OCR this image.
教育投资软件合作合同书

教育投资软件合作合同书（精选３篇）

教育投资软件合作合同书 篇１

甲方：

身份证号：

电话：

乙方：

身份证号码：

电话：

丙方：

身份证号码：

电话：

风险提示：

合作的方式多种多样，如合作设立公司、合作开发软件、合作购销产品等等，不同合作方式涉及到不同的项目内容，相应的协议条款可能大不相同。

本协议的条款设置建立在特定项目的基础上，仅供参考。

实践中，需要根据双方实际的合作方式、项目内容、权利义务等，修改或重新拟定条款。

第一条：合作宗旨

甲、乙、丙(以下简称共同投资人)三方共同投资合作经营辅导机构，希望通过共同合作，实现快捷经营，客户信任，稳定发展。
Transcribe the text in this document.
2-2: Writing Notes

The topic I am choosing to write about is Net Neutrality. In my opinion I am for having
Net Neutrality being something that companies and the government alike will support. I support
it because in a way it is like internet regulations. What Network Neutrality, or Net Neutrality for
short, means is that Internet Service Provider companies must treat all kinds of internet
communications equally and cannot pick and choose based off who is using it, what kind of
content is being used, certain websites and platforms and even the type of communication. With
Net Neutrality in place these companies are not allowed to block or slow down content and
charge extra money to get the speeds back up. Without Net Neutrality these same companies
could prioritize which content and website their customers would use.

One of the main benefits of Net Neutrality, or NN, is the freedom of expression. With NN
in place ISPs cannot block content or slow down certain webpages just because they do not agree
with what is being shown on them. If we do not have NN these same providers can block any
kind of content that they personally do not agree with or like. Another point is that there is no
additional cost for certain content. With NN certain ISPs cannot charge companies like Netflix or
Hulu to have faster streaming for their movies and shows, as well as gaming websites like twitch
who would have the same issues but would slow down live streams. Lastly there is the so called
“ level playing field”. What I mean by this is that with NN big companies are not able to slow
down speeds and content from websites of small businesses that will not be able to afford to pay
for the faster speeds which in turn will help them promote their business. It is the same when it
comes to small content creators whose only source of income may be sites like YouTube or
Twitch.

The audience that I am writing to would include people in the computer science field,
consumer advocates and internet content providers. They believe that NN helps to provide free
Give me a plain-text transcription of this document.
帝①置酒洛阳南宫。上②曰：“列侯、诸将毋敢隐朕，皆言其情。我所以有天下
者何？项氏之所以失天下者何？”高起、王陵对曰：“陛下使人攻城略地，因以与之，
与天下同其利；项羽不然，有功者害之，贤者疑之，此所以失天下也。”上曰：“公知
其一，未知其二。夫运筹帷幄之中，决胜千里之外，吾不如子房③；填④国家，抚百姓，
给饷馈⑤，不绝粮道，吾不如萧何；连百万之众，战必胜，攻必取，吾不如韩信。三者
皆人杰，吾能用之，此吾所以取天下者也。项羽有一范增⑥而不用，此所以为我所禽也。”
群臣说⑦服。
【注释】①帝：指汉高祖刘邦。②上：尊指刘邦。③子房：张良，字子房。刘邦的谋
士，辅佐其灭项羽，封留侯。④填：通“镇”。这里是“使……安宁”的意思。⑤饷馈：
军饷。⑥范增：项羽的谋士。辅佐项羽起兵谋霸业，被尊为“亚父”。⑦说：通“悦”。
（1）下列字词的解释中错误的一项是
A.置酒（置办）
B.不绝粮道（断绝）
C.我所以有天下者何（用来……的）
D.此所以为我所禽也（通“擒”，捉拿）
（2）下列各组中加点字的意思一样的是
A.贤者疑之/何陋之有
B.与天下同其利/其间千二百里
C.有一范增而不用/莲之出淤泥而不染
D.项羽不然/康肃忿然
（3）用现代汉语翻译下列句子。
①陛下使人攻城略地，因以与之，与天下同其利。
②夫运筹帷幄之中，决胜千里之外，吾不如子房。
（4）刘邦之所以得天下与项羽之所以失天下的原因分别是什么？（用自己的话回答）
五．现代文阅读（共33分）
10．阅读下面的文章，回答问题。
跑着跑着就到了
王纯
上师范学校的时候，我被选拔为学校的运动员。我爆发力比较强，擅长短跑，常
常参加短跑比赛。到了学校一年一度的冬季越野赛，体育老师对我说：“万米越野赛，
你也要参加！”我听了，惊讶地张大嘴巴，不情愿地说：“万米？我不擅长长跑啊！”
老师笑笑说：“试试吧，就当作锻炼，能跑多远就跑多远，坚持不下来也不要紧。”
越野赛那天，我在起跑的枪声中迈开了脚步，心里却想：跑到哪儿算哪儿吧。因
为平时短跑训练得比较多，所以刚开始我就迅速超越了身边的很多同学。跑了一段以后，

What this task involves:
Extract each line of the listing above, copying it word for word.

Result below:
OCR this image.
教育投资软件合作合同书

教育投资软件合作合同书（精选３篇）

教育投资软件合作合同书 篇１

甲方：

身份证号：

电话：

乙方：

身份证号码：

电话：

丙方：

身份证号码：

电话：

风险提示：

合作的方式多种多样，如合作设立公司、合作开发软件、合作购销产品等等，不同合作方式涉及到不同的项目内容，相应的协议条款可能大不相同。

本协议的条款设置建立在特定项目的基础上，仅供参考。

实践中，需要根据双方实际的合作方式、项目内容、权利义务等，修改或重新拟定条款。

第一条：合作宗旨

甲、乙、丙(以下简称共同投资人)三方共同投资合作经营辅导机构，希望通过共同合作，实现快捷经营，客户信任，稳定发展。
Transcribe the text in this document.
2-2: Writing Notes

The topic I am choosing to write about is Net Neutrality. In my opinion I am for having
Net Neutrality being something that companies and the government alike will support. I support
it because in a way it is like internet regulations. What Network Neutrality, or Net Neutrality for
short, means is that Internet Service Provider companies must treat all kinds of internet
communications equally and cannot pick and choose based off who is using it, what kind of
content is being used, certain websites and platforms and even the type of communication. With
Net Neutrality in place these companies are not allowed to block or slow down content and
charge extra money to get the speeds back up. Without Net Neutrality these same companies
could prioritize which content and website their customers would use.

One of the main benefits of Net Neutrality, or NN, is the freedom of expression. With NN
in place ISPs cannot block content or slow down certain webpages just because they do not agree
with what is being shown on them. If we do not have NN these same providers can block any
kind of content that they personally do not agree with or like. Another point is that there is no
additional cost for certain content. With NN certain ISPs cannot charge companies like Netflix or
Hulu to have faster streaming for their movies and shows, as well as gaming websites like twitch
who would have the same issues but would slow down live streams. Lastly there is the so called
“ level playing field”. What I mean by this is that with NN big companies are not able to slow
down speeds and content from websites of small businesses that will not be able to afford to pay
for the faster speeds which in turn will help them promote their business. It is the same when it
comes to small content creators whose only source of income may be sites like YouTube or
Twitch.

The audience that I am writing to would include people in the computer science field,
consumer advocates and internet content providers. They believe that NN helps to provide free
Give me a plain-text transcription of this document.
帝①置酒洛阳南宫。上②曰：“列侯、诸将毋敢隐朕，皆言其情。我所以有天下
者何？项氏之所以失天下者何？”高起、王陵对曰：“陛下使人攻城略地，因以与之，
与天下同其利；项羽不然，有功者害之，贤者疑之，此所以失天下也。”上曰：“公知
其一，未知其二。夫运筹帷幄之中，决胜千里之外，吾不如子房③；填④国家，抚百姓，
给饷馈⑤，不绝粮道，吾不如萧何；连百万之众，战必胜，攻必取，吾不如韩信。三者
皆人杰，吾能用之，此吾所以取天下者也。项羽有一范增⑥而不用，此所以为我所禽也。”
群臣说⑦服。
【注释】①帝：指汉高祖刘邦。②上：尊指刘邦。③子房：张良，字子房。刘邦的谋
士，辅佐其灭项羽，封留侯。④填：通“镇”。这里是“使……安宁”的意思。⑤饷馈：
军饷。⑥范增：项羽的谋士。辅佐项羽起兵谋霸业，被尊为“亚父”。⑦说：通“悦”。
（1）下列字词的解释中错误的一项是
A.置酒（置办）
B.不绝粮道（断绝）
C.我所以有天下者何（用来……的）
D.此所以为我所禽也（通“擒”，捉拿）
（2）下列各组中加点字的意思一样的是
A.贤者疑之/何陋之有
B.与天下同其利/其间千二百里
C.有一范增而不用/莲之出淤泥而不染
D.项羽不然/康肃忿然
（3）用现代汉语翻译下列句子。
①陛下使人攻城略地，因以与之，与天下同其利。
②夫运筹帷幄之中，决胜千里之外，吾不如子房。
（4）刘邦之所以得天下与项羽之所以失天下的原因分别是什么？（用自己的话回答）
五．现代文阅读（共33分）
10．阅读下面的文章，回答问题。
跑着跑着就到了
王纯
上师范学校的时候，我被选拔为学校的运动员。我爆发力比较强，擅长短跑，常
常参加短跑比赛。到了学校一年一度的冬季越野赛，体育老师对我说：“万米越野赛，
你也要参加！”我听了，惊讶地张大嘴巴，不情愿地说：“万米？我不擅长长跑啊！”
老师笑笑说：“试试吧，就当作锻炼，能跑多远就跑多远，坚持不下来也不要紧。”
越野赛那天，我在起跑的枪声中迈开了脚步，心里却想：跑到哪儿算哪儿吧。因
为平时短跑训练得比较多，所以刚开始我就迅速超越了身边的很多同学。跑了一段以后，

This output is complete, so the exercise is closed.